» Data shown:
###

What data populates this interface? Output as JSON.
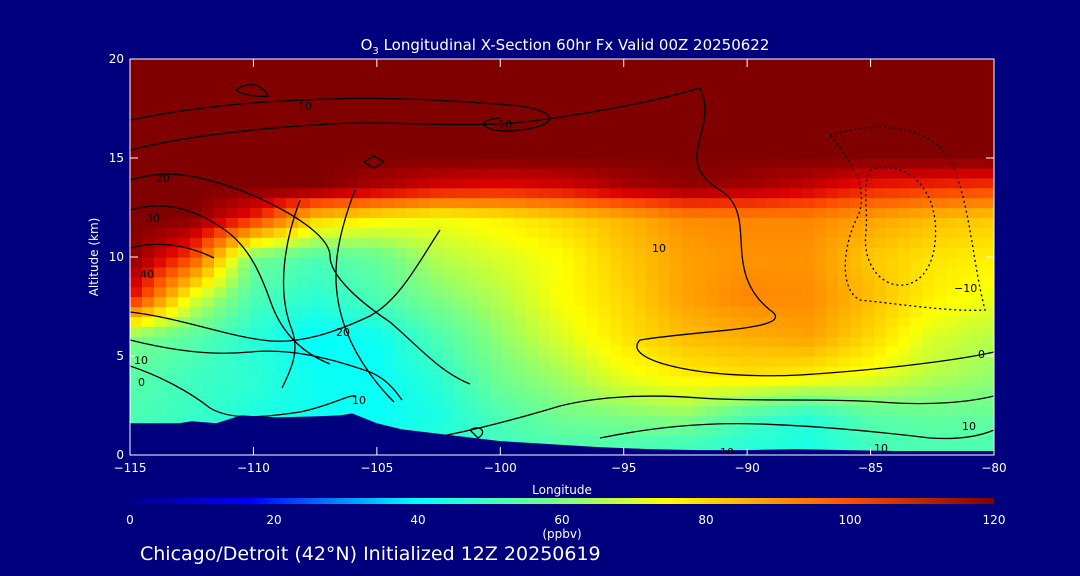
{
  "chart_data": {
    "type": "heatmap",
    "title": "O3 Longitudinal X-Section 60hr  Fx Valid 00Z 20250622",
    "title_parts": {
      "pre": "O",
      "sub": "3",
      "post": " Longitudinal X-Section 60hr  Fx Valid 00Z 20250622"
    },
    "xlabel": "Longitude",
    "ylabel": "Altitude (km)",
    "xlim": [
      -115,
      -80
    ],
    "ylim": [
      0,
      20
    ],
    "x_ticks": [
      -115,
      -110,
      -105,
      -100,
      -95,
      -90,
      -85,
      -80
    ],
    "x_tick_labels": [
      "−115",
      "−110",
      "−105",
      "−100",
      "−95",
      "−90",
      "−85",
      "−80"
    ],
    "y_ticks": [
      0,
      5,
      10,
      15,
      20
    ],
    "colorbar": {
      "label": "(ppbv)",
      "range": [
        0,
        120
      ],
      "ticks": [
        0,
        20,
        40,
        60,
        80,
        100,
        120
      ]
    },
    "ozone_ppbv": {
      "lon": [
        -115,
        -112.5,
        -110,
        -107.5,
        -105,
        -102.5,
        -100,
        -97.5,
        -95,
        -92.5,
        -90,
        -87.5,
        -85,
        -82.5,
        -80
      ],
      "alt_km": [
        0.5,
        2,
        4,
        6,
        8,
        10,
        12,
        13.5,
        15,
        17,
        19.5
      ],
      "values": [
        [
          50,
          48,
          46,
          45,
          45,
          46,
          50,
          52,
          52,
          50,
          46,
          44,
          50,
          52,
          52
        ],
        [
          52,
          49,
          45,
          42,
          41,
          44,
          52,
          58,
          60,
          62,
          52,
          46,
          54,
          56,
          56
        ],
        [
          54,
          50,
          47,
          42,
          41,
          47,
          58,
          64,
          72,
          76,
          78,
          76,
          72,
          66,
          62
        ],
        [
          60,
          54,
          46,
          40,
          42,
          52,
          62,
          70,
          78,
          84,
          86,
          88,
          80,
          70,
          66
        ],
        [
          110,
          72,
          52,
          47,
          52,
          60,
          66,
          74,
          80,
          88,
          92,
          91,
          84,
          76,
          72
        ],
        [
          120,
          102,
          58,
          52,
          56,
          66,
          70,
          74,
          82,
          88,
          90,
          90,
          82,
          78,
          76
        ],
        [
          120,
          120,
          106,
          82,
          76,
          73,
          76,
          80,
          85,
          91,
          92,
          92,
          88,
          84,
          82
        ],
        [
          120,
          120,
          120,
          120,
          115,
          110,
          108,
          110,
          115,
          118,
          116,
          112,
          106,
          104,
          102
        ],
        [
          120,
          120,
          120,
          120,
          120,
          120,
          120,
          120,
          120,
          120,
          120,
          120,
          120,
          120,
          120
        ],
        [
          120,
          120,
          120,
          120,
          120,
          120,
          120,
          120,
          120,
          120,
          120,
          120,
          120,
          120,
          120
        ],
        [
          120,
          120,
          120,
          120,
          120,
          120,
          120,
          120,
          120,
          120,
          120,
          120,
          120,
          120,
          120
        ]
      ]
    },
    "terrain_km": {
      "lon": [
        -115,
        -113,
        -112.5,
        -111.5,
        -110.5,
        -109,
        -107.5,
        -106.5,
        -106,
        -105,
        -104,
        -102,
        -100,
        -98,
        -96,
        -94,
        -92,
        -90,
        -88,
        -86,
        -84,
        -82,
        -80
      ],
      "alt": [
        1.6,
        1.6,
        1.7,
        1.6,
        2.0,
        1.9,
        1.95,
        2.0,
        2.1,
        1.6,
        1.3,
        1.0,
        0.7,
        0.55,
        0.4,
        0.3,
        0.25,
        0.25,
        0.3,
        0.25,
        0.2,
        0.2,
        0.2
      ]
    },
    "contour_labels": [
      "10",
      "10",
      "20",
      "30",
      "40",
      "10",
      "0",
      "20",
      "10",
      "10",
      "−10",
      "0",
      "10",
      "10",
      "10"
    ],
    "grid": false,
    "legend": "none",
    "colors": {
      "background": "#00007f",
      "terrain": "#00007f",
      "max": "#800000",
      "axis": "#ffffff",
      "contour": "#000000"
    }
  },
  "footer": {
    "caption": "Chicago/Detroit (42°N) Initialized 12Z 20250619"
  }
}
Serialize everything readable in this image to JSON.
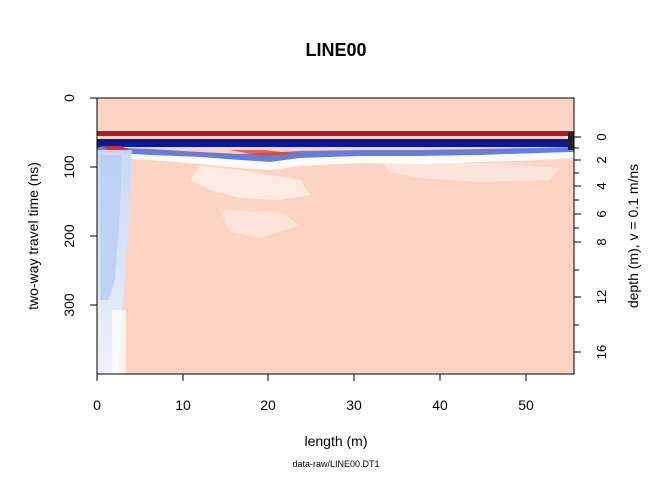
{
  "chart_data": {
    "type": "heatmap",
    "title": "LINE00",
    "subtitle": "data-raw/LINE00.DT1",
    "xlabel": "length (m)",
    "ylabel": "two-way travel time (ns)",
    "ylabel_right": "depth (m),  v = 0.1 m/ns",
    "xlim": [
      0,
      55.6
    ],
    "ylim": [
      0,
      400
    ],
    "x_ticks": [
      0,
      10,
      20,
      30,
      40,
      50
    ],
    "y_ticks": [
      0,
      100,
      200,
      300
    ],
    "depth_ticks": [
      0,
      2,
      4,
      6,
      8,
      12,
      16
    ],
    "depth_minor_ticks": [
      1,
      3,
      5,
      7,
      10,
      14,
      18
    ],
    "time_zero_ns": 57,
    "velocity_m_per_ns": 0.1,
    "colors": {
      "background_positive": "#fdd4c4",
      "strong_positive": "#b2182b",
      "strong_negative": "#0a1a96",
      "negative": "#4a6ee0",
      "weak_negative": "#dce8fb",
      "white": "#ffffff"
    }
  }
}
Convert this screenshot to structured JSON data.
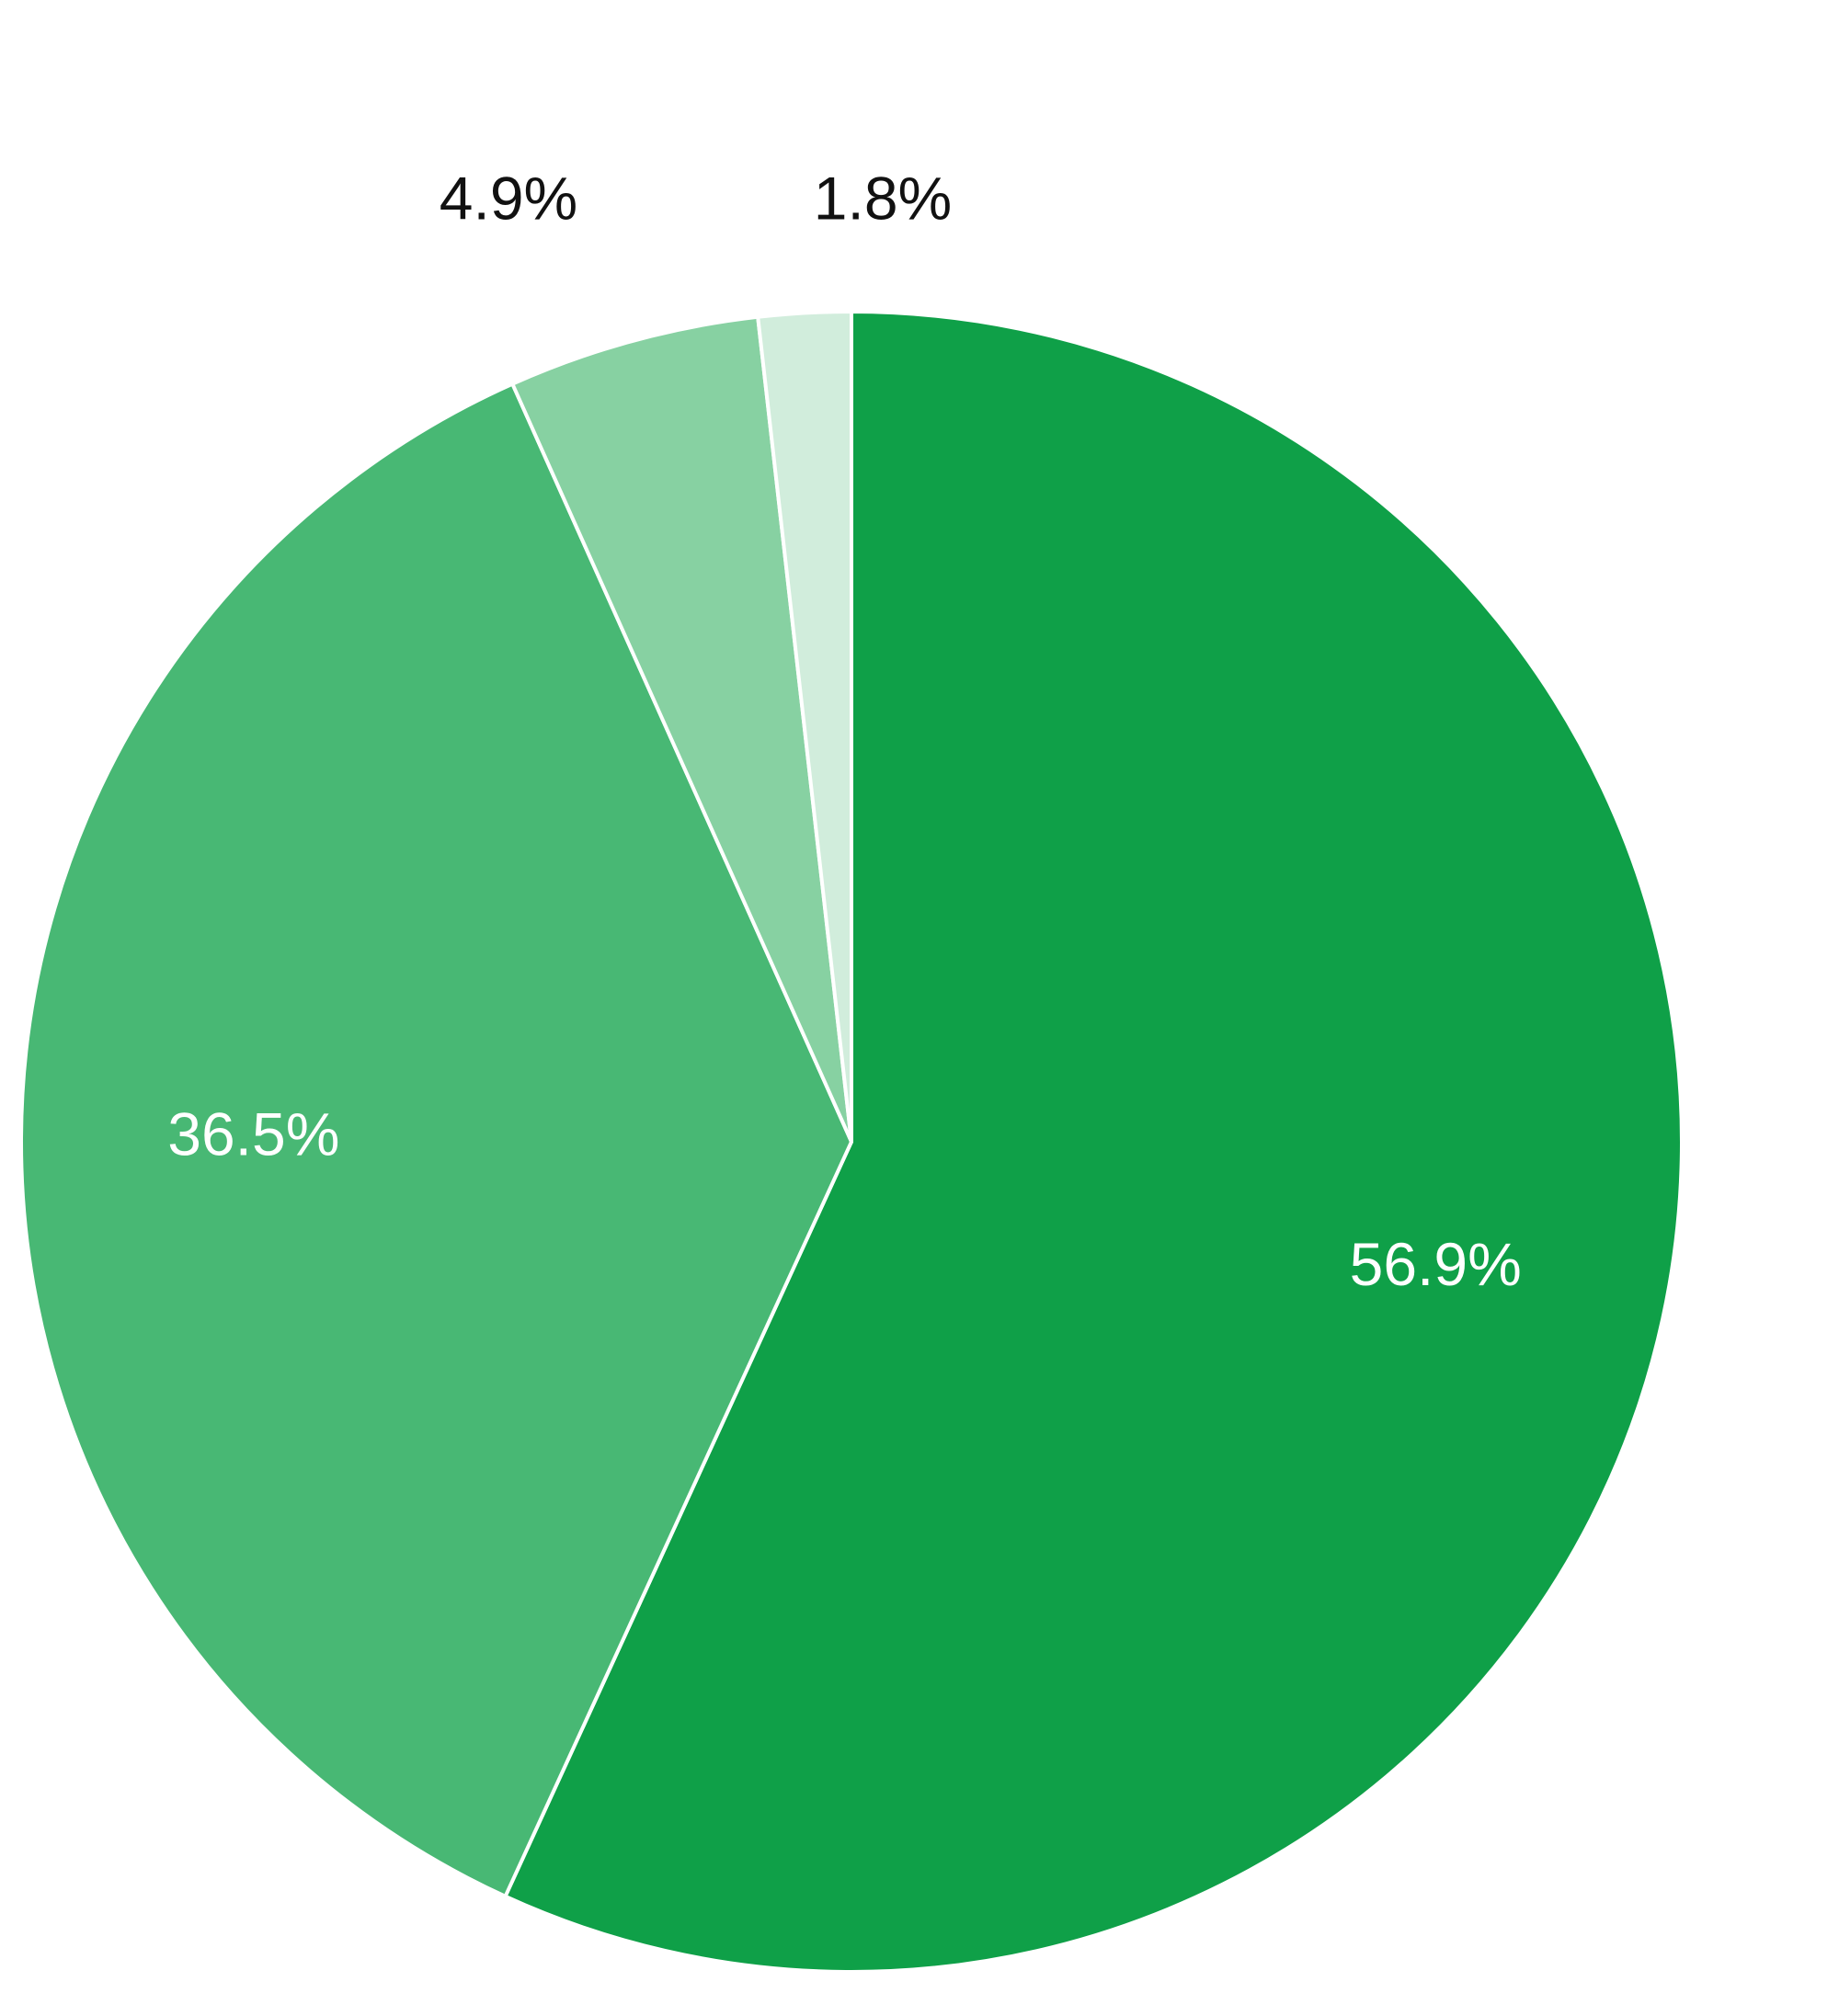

###

» Task statement: Except for the pictures, print the data above exactly.

» The completed task:
What data populates this interface? Output as JSON.
{
  "chart_data": {
    "type": "heatmap",
    "title": "O3 Longitudinal X-Section 60hr  Fx Valid 00Z 20250622",
    "title_parts": {
      "pre": "O",
      "sub": "3",
      "post": " Longitudinal X-Section 60hr  Fx Valid 00Z 20250622"
    },
    "xlabel": "Longitude",
    "ylabel": "Altitude (km)",
    "xlim": [
      -115,
      -80
    ],
    "ylim": [
      0,
      20
    ],
    "x_ticks": [
      -115,
      -110,
      -105,
      -100,
      -95,
      -90,
      -85,
      -80
    ],
    "x_tick_labels": [
      "−115",
      "−110",
      "−105",
      "−100",
      "−95",
      "−90",
      "−85",
      "−80"
    ],
    "y_ticks": [
      0,
      5,
      10,
      15,
      20
    ],
    "colorbar": {
      "label": "(ppbv)",
      "range": [
        0,
        120
      ],
      "ticks": [
        0,
        20,
        40,
        60,
        80,
        100,
        120
      ]
    },
    "ozone_ppbv": {
      "lon": [
        -115,
        -112.5,
        -110,
        -107.5,
        -105,
        -102.5,
        -100,
        -97.5,
        -95,
        -92.5,
        -90,
        -87.5,
        -85,
        -82.5,
        -80
      ],
      "alt_km": [
        0.5,
        2,
        4,
        6,
        8,
        10,
        12,
        13.5,
        15,
        17,
        19.5
      ],
      "values": [
        [
          50,
          48,
          46,
          45,
          45,
          46,
          50,
          52,
          52,
          50,
          46,
          44,
          50,
          52,
          52
        ],
        [
          52,
          49,
          45,
          42,
          41,
          44,
          52,
          58,
          60,
          62,
          52,
          46,
          54,
          56,
          56
        ],
        [
          54,
          50,
          47,
          42,
          41,
          47,
          58,
          64,
          72,
          76,
          78,
          76,
          72,
          66,
          62
        ],
        [
          60,
          54,
          46,
          40,
          42,
          52,
          62,
          70,
          78,
          84,
          86,
          88,
          80,
          70,
          66
        ],
        [
          110,
          72,
          52,
          47,
          52,
          60,
          66,
          74,
          80,
          88,
          92,
          91,
          84,
          76,
          72
        ],
        [
          120,
          102,
          58,
          52,
          56,
          66,
          70,
          74,
          82,
          88,
          90,
          90,
          82,
          78,
          76
        ],
        [
          120,
          120,
          106,
          82,
          76,
          73,
          76,
          80,
          85,
          91,
          92,
          92,
          88,
          84,
          82
        ],
        [
          120,
          120,
          120,
          120,
          115,
          110,
          108,
          110,
          115,
          118,
          116,
          112,
          106,
          104,
          102
        ],
        [
          120,
          120,
          120,
          120,
          120,
          120,
          120,
          120,
          120,
          120,
          120,
          120,
          120,
          120,
          120
        ],
        [
          120,
          120,
          120,
          120,
          120,
          120,
          120,
          120,
          120,
          120,
          120,
          120,
          120,
          120,
          120
        ],
        [
          120,
          120,
          120,
          120,
          120,
          120,
          120,
          120,
          120,
          120,
          120,
          120,
          120,
          120,
          120
        ]
      ]
    },
    "terrain_km": {
      "lon": [
        -115,
        -113,
        -112.5,
        -111.5,
        -110.5,
        -109,
        -107.5,
        -106.5,
        -106,
        -105,
        -104,
        -102,
        -100,
        -98,
        -96,
        -94,
        -92,
        -90,
        -88,
        -86,
        -84,
        -82,
        -80
      ],
      "alt": [
        1.6,
        1.6,
        1.7,
        1.6,
        2.0,
        1.9,
        1.95,
        2.0,
        2.1,
        1.6,
        1.3,
        1.0,
        0.7,
        0.55,
        0.4,
        0.3,
        0.25,
        0.25,
        0.3,
        0.25,
        0.2,
        0.2,
        0.2
      ]
    },
    "contour_labels": [
      "10",
      "10",
      "20",
      "30",
      "40",
      "10",
      "0",
      "20",
      "10",
      "10",
      "−10",
      "0",
      "10",
      "10",
      "10"
    ],
    "grid": false,
    "legend": "none",
    "colors": {
      "background": "#00007f",
      "terrain": "#00007f",
      "max": "#800000",
      "axis": "#ffffff",
      "contour": "#000000"
    }
  },
  "footer": {
    "caption": "Chicago/Detroit (42°N) Initialized 12Z 20250619"
  }
}
Serialize everything readable in this image to JSON.
{
  "chart_data": {
    "type": "heatmap",
    "title": "LINE00",
    "subtitle": "data-raw/LINE00.DT1",
    "xlabel": "length (m)",
    "ylabel": "two-way travel time (ns)",
    "ylabel_right": "depth (m),  v = 0.1 m/ns",
    "xlim": [
      0,
      55.6
    ],
    "ylim": [
      0,
      400
    ],
    "x_ticks": [
      0,
      10,
      20,
      30,
      40,
      50
    ],
    "y_ticks": [
      0,
      100,
      200,
      300
    ],
    "depth_ticks": [
      0,
      2,
      4,
      6,
      8,
      12,
      16
    ],
    "depth_minor_ticks": [
      1,
      3,
      5,
      7,
      10,
      14,
      18
    ],
    "time_zero_ns": 57,
    "velocity_m_per_ns": 0.1,
    "colors": {
      "background_positive": "#fdd4c4",
      "strong_positive": "#b2182b",
      "strong_negative": "#0a1a96",
      "negative": "#4a6ee0",
      "weak_negative": "#dce8fb",
      "white": "#ffffff"
    }
  }
}
Convert this screenshot to structured JSON data.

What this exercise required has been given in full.